THE TASK:
Copy each line of the material below that includes the string "ремонтлау".

>> start RECORDED INFORMATION

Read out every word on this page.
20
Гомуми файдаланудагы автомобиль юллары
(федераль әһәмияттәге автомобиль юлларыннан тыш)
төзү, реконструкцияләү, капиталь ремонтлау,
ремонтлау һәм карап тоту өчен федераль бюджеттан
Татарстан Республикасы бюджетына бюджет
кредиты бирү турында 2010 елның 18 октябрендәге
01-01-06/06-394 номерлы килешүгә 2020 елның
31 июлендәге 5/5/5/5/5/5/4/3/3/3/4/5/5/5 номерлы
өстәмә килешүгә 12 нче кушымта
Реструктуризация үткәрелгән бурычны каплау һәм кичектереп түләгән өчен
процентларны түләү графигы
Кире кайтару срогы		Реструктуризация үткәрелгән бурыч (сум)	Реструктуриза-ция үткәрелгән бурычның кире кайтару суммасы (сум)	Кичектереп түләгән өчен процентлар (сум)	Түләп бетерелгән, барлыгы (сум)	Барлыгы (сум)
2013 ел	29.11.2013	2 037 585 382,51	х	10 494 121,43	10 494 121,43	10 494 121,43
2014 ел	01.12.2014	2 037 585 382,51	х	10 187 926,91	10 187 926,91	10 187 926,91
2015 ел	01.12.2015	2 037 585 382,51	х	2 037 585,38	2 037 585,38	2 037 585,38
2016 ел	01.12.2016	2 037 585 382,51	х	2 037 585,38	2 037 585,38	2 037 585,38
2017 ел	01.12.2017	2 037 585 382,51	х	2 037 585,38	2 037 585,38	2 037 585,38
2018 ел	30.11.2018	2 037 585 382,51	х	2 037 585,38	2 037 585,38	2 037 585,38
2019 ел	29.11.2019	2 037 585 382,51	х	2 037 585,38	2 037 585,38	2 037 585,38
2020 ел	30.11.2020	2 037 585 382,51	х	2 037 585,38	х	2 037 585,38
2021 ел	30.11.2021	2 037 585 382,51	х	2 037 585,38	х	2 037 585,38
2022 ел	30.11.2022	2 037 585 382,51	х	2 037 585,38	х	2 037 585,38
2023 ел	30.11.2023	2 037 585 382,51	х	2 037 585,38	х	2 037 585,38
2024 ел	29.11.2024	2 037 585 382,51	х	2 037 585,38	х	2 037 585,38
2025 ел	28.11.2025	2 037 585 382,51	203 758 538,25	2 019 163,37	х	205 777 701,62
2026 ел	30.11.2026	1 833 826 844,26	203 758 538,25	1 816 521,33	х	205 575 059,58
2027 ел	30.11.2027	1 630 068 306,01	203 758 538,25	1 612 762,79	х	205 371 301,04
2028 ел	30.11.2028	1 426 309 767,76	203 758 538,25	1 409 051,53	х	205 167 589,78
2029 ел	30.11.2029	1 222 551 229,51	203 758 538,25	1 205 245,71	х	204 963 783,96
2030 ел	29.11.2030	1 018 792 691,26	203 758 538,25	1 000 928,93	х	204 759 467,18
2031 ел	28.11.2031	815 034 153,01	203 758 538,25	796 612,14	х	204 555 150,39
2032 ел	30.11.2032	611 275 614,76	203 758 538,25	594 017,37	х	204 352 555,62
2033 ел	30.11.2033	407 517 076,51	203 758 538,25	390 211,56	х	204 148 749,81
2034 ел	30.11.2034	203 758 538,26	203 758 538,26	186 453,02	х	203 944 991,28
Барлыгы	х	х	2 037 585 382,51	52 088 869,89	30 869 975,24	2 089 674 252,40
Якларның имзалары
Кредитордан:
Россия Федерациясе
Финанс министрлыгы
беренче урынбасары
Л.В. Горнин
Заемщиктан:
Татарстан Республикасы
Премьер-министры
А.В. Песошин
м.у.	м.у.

>> end RECORDED INFORMATION

RESPONSE TO THE TASK:
төзү, реконструкцияләү, капиталь ремонтлау,
ремонтлау һәм карап тоту өчен федераль бюджеттан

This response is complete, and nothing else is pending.